++++ Materials provided ++++

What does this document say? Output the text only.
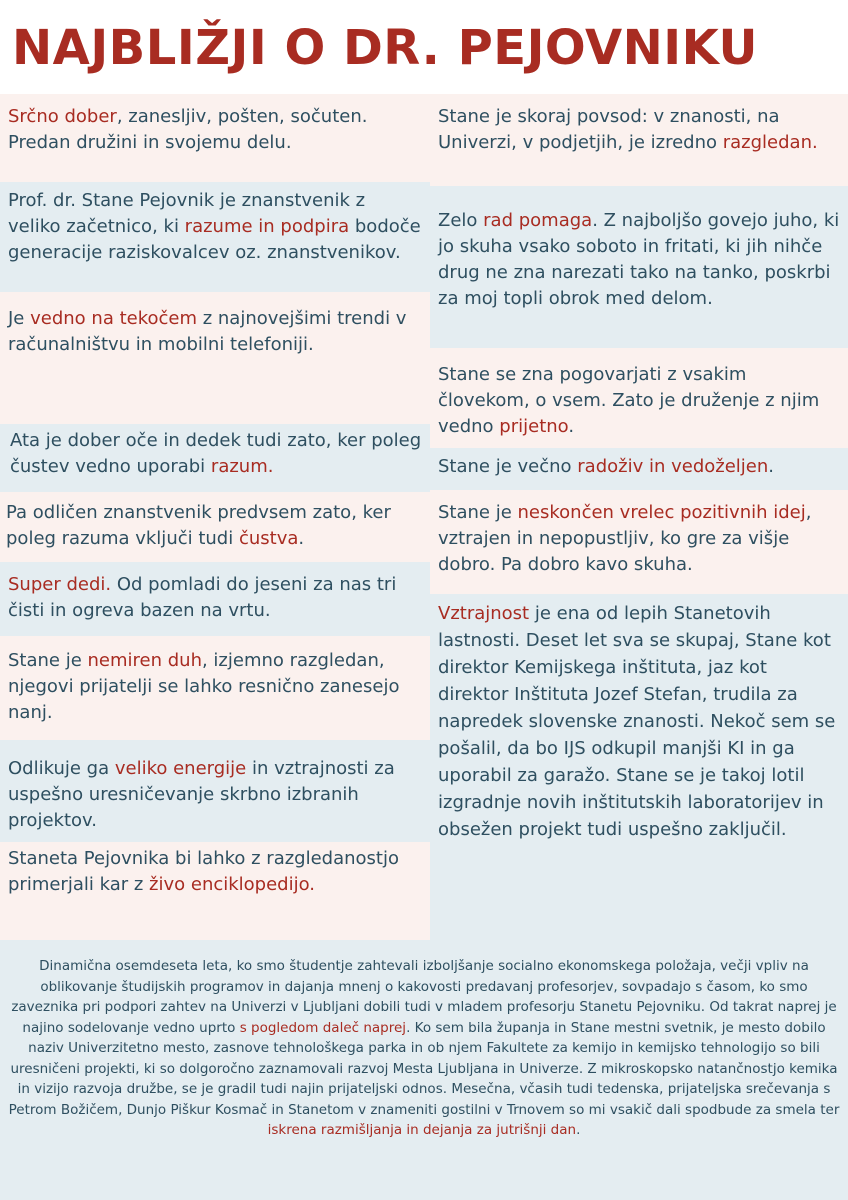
NAJBLIŽJI O DR. PEJOVNIKU
Srčno dober, zanesljiv, pošten, sočuten. Predan družini in svojemu delu.
Prof. dr. Stane Pejovnik je znanstvenik z veliko začetnico, ki razume in podpira bodoče generacije raziskovalcev oz. znanstvenikov.
Je vedno na tekočem z najnovejšimi trendi v računalništvu in mobilni telefoniji.
Ata je dober oče in dedek tudi zato, ker poleg čustev vedno uporabi razum.
Pa odličen znanstvenik predvsem zato, ker poleg razuma vključi tudi čustva.
Super dedi. Od pomladi do jeseni za nas tri čisti in ogreva bazen na vrtu.
Stane je nemiren duh, izjemno razgledan, njegovi prijatelji se lahko resnično zanesejo nanj.
Odlikuje ga veliko energije in vztrajnosti za uspešno uresničevanje skrbno izbranih projektov.
Staneta Pejovnika bi lahko z razgledanostjo primerjali kar z živo enciklopedijo.
Stane je skoraj povsod: v znanosti, na Univerzi, v podjetjih, je izredno razgledan.
Zelo rad pomaga. Z najboljšo govejo juho, ki jo skuha vsako soboto in fritati, ki jih nihče drug ne zna narezati tako na tanko, poskrbi za moj topli obrok med delom.
Stane se zna pogovarjati z vsakim človekom, o vsem. Zato je druženje z njim vedno prijetno.
Stane je večno radoživ in vedoželjen.
Stane je neskončen vrelec pozitivnih idej, vztrajen in nepopustljiv, ko gre za višje dobro. Pa dobro kavo skuha.
Vztrajnost je ena od lepih Stanetovih lastnosti. Deset let sva se skupaj, Stane kot direktor Kemijskega inštituta, jaz kot direktor Inštituta Jozef Stefan, trudila za napredek slovenske znanosti. Nekoč sem se pošalil, da bo IJS odkupil manjši KI in ga uporabil za garažo. Stane se je takoj lotil izgradnje novih inštitutskih laboratorijev in obsežen projekt tudi uspešno zaključil.
Dinamična osemdeseta leta, ko smo študentje zahtevali izboljšanje socialno ekonomskega položaja, večji vpliv na oblikovanje študijskih programov in dajanja mnenj o kakovosti predavanj profesorjev, sovpadajo s časom, ko smo zaveznika pri podpori zahtev na Univerzi v Ljubljani dobili tudi v mladem profesorju Stanetu Pejovniku. Od takrat naprej je najino sodelovanje vedno uprto s pogledom daleč naprej. Ko sem bila županja in Stane mestni svetnik, je mesto dobilo naziv Univerzitetno mesto, zasnove tehnološkega parka in ob njem Fakultete za kemijo in kemijsko tehnologijo so bili uresničeni projekti, ki so dolgoročno zaznamovali razvoj Mesta Ljubljana in Univerze. Z mikroskopsko natančnostjo kemika in vizijo razvoja družbe, se je gradil tudi najin prijateljski odnos. Mesečna, včasih tudi tedenska, prijateljska srečevanja s Petrom Božičem, Dunjo Piškur Kosmač in Stanetom v znameniti gostilni v Trnovem so mi vsakič dali spodbude za smela ter iskrena razmišljanja in dejanja za jutrišnji dan.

++++

• _Directions for this task_:
Transcribe each line above verbatim, with the pictures left out.

• _Answer to this exercise_:
What does this document say? Output the text only.
NAJBLIŽJI O DR. PEJOVNIKU
Srčno dober, zanesljiv, pošten, sočuten. Predan družini in svojemu delu.
Prof. dr. Stane Pejovnik je znanstvenik z veliko začetnico, ki razume in podpira bodoče generacije raziskovalcev oz. znanstvenikov.
Je vedno na tekočem z najnovejšimi trendi v računalništvu in mobilni telefoniji.
Ata je dober oče in dedek tudi zato, ker poleg čustev vedno uporabi razum.
Pa odličen znanstvenik predvsem zato, ker poleg razuma vključi tudi čustva.
Super dedi. Od pomladi do jeseni za nas tri čisti in ogreva bazen na vrtu.
Stane je nemiren duh, izjemno razgledan, njegovi prijatelji se lahko resnično zanesejo nanj.
Odlikuje ga veliko energije in vztrajnosti za uspešno uresničevanje skrbno izbranih projektov.
Staneta Pejovnika bi lahko z razgledanostjo primerjali kar z živo enciklopedijo.
Stane je skoraj povsod: v znanosti, na Univerzi, v podjetjih, je izredno razgledan.
Zelo rad pomaga. Z najboljšo govejo juho, ki jo skuha vsako soboto in fritati, ki jih nihče drug ne zna narezati tako na tanko, poskrbi za moj topli obrok med delom.
Stane se zna pogovarjati z vsakim človekom, o vsem. Zato je druženje z njim vedno prijetno.
Stane je večno radoživ in vedoželjen.
Stane je neskončen vrelec pozitivnih idej, vztrajen in nepopustljiv, ko gre za višje dobro. Pa dobro kavo skuha.
Vztrajnost je ena od lepih Stanetovih lastnosti. Deset let sva se skupaj, Stane kot direktor Kemijskega inštituta, jaz kot direktor Inštituta Jozef Stefan, trudila za napredek slovenske znanosti. Nekoč sem se pošalil, da bo IJS odkupil manjši KI in ga uporabil za garažo. Stane se je takoj lotil izgradnje novih inštitutskih laboratorijev in obsežen projekt tudi uspešno zaključil.
Dinamična osemdeseta leta, ko smo študentje zahtevali izboljšanje socialno ekonomskega položaja, večji vpliv na oblikovanje študijskih programov in dajanja mnenj o kakovosti predavanj profesorjev, sovpadajo s časom, ko smo zaveznika pri podpori zahtev na Univerzi v Ljubljani dobili tudi v mladem profesorju Stanetu Pejovniku. Od takrat naprej je najino sodelovanje vedno uprto s pogledom daleč naprej. Ko sem bila županja in Stane mestni svetnik, je mesto dobilo naziv Univerzitetno mesto, zasnove tehnološkega parka in ob njem Fakultete za kemijo in kemijsko tehnologijo so bili uresničeni projekti, ki so dolgoročno zaznamovali razvoj Mesta Ljubljana in Univerze. Z mikroskopsko natančnostjo kemika in vizijo razvoja družbe, se je gradil tudi najin prijateljski odnos. Mesečna, včasih tudi tedenska, prijateljska srečevanja s Petrom Božičem, Dunjo Piškur Kosmač in Stanetom v znameniti gostilni v Trnovem so mi vsakič dali spodbude za smela ter iskrena razmišljanja in dejanja za jutrišnji dan.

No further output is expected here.